**WRITTEN TASK**: Express each line of the listing below as one string in a JSON array, and omit any blank lines.

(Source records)
________

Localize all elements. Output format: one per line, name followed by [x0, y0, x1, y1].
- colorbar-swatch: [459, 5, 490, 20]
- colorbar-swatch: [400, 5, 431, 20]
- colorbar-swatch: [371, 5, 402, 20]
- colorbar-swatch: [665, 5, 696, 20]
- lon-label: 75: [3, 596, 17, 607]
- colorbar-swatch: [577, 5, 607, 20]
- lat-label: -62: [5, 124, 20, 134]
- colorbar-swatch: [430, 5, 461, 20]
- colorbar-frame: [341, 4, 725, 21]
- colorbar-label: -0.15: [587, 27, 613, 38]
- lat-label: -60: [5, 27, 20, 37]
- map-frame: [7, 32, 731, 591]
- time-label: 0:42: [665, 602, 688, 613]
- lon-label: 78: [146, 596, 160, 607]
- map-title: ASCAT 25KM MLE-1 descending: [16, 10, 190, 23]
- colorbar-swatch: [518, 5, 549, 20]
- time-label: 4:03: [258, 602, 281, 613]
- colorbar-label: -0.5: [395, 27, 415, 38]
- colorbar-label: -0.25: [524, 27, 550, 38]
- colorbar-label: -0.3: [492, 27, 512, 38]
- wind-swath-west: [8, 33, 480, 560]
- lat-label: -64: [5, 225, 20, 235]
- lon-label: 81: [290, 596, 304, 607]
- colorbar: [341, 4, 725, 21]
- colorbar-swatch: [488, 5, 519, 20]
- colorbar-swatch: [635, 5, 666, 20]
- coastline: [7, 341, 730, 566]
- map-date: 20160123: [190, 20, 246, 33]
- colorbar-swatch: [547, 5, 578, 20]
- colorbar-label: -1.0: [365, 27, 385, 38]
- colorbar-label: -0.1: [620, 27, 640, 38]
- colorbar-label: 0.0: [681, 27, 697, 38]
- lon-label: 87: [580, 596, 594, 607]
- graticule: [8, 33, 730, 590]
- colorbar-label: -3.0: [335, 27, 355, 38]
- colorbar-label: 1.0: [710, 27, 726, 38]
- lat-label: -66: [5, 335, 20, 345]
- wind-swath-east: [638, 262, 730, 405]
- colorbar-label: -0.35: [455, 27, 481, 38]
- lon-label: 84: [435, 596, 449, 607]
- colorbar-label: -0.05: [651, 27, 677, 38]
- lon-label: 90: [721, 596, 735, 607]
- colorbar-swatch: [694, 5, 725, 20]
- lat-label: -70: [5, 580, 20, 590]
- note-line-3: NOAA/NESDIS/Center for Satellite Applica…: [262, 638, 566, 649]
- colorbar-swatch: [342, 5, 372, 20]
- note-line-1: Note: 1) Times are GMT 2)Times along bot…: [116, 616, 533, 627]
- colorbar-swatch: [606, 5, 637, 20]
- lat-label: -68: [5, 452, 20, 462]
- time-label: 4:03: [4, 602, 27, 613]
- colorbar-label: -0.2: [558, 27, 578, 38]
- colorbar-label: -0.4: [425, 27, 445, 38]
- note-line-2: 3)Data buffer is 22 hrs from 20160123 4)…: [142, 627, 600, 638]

________

**TASK RESPONSE**:
[
  "Localize all elements. Output format: one per line, name followed by [x0, y0, x1, y1].",
  "- colorbar-swatch: [459, 5, 490, 20]",
  "- colorbar-swatch: [400, 5, 431, 20]",
  "- colorbar-swatch: [371, 5, 402, 20]",
  "- colorbar-swatch: [665, 5, 696, 20]",
  "- lon-label: 75: [3, 596, 17, 607]",
  "- colorbar-swatch: [577, 5, 607, 20]",
  "- lat-label: -62: [5, 124, 20, 134]",
  "- colorbar-swatch: [430, 5, 461, 20]",
  "- colorbar-frame: [341, 4, 725, 21]",
  "- colorbar-label: -0.15: [587, 27, 613, 38]",
  "- lat-label: -60: [5, 27, 20, 37]",
  "- map-frame: [7, 32, 731, 591]",
  "- time-label: 0:42: [665, 602, 688, 613]",
  "- lon-label: 78: [146, 596, 160, 607]",
  "- map-title: ASCAT 25KM MLE-1 descending: [16, 10, 190, 23]",
  "- colorbar-swatch: [518, 5, 549, 20]",
  "- time-label: 4:03: [258, 602, 281, 613]",
  "- colorbar-label: -0.5: [395, 27, 415, 38]",
  "- colorbar-label: -0.25: [524, 27, 550, 38]",
  "- colorbar-label: -0.3: [492, 27, 512, 38]",
  "- wind-swath-west: [8, 33, 480, 560]",
  "- lat-label: -64: [5, 225, 20, 235]",
  "- lon-label: 81: [290, 596, 304, 607]",
  "- colorbar: [341, 4, 725, 21]",
  "- colorbar-swatch: [488, 5, 519, 20]",
  "- colorbar-swatch: [635, 5, 666, 20]",
  "- coastline: [7, 341, 730, 566]",
  "- map-date: 20160123: [190, 20, 246, 33]",
  "- colorbar-swatch: [547, 5, 578, 20]",
  "- colorbar-label: -1.0: [365, 27, 385, 38]",
  "- colorbar-label: -0.1: [620, 27, 640, 38]",
  "- colorbar-label: 0.0: [681, 27, 697, 38]",
  "- lon-label: 87: [580, 596, 594, 607]",
  "- graticule: [8, 33, 730, 590]",
  "- colorbar-label: -3.0: [335, 27, 355, 38]",
  "- colorbar-label: 1.0: [710, 27, 726, 38]",
  "- lat-label: -66: [5, 335, 20, 345]",
  "- wind-swath-east: [638, 262, 730, 405]",
  "- colorbar-label: -0.35: [455, 27, 481, 38]",
  "- lon-label: 84: [435, 596, 449, 607]",
  "- colorbar-label: -0.05: [651, 27, 677, 38]",
  "- lon-label: 90: [721, 596, 735, 607]",
  "- colorbar-swatch: [694, 5, 725, 20]",
  "- lat-label: -70: [5, 580, 20, 590]",
  "- note-line-3: NOAA/NESDIS/Center for Satellite Applica…: [262, 638, 566, 649]",
  "- colorbar-swatch: [342, 5, 372, 20]",
  "- note-line-1: Note: 1) Times are GMT 2)Times along bot…: [116, 616, 533, 627]",
  "- colorbar-swatch: [606, 5, 637, 20]",
  "- lat-label: -68: [5, 452, 20, 462]",
  "- time-label: 4:03: [4, 602, 27, 613]",
  "- colorbar-label: -0.2: [558, 27, 578, 38]",
  "- colorbar-label: -0.4: [425, 27, 445, 38]",
  "- note-line-2: 3)Data buffer is 22 hrs from 20160123 4)…: [142, 627, 600, 638]"
]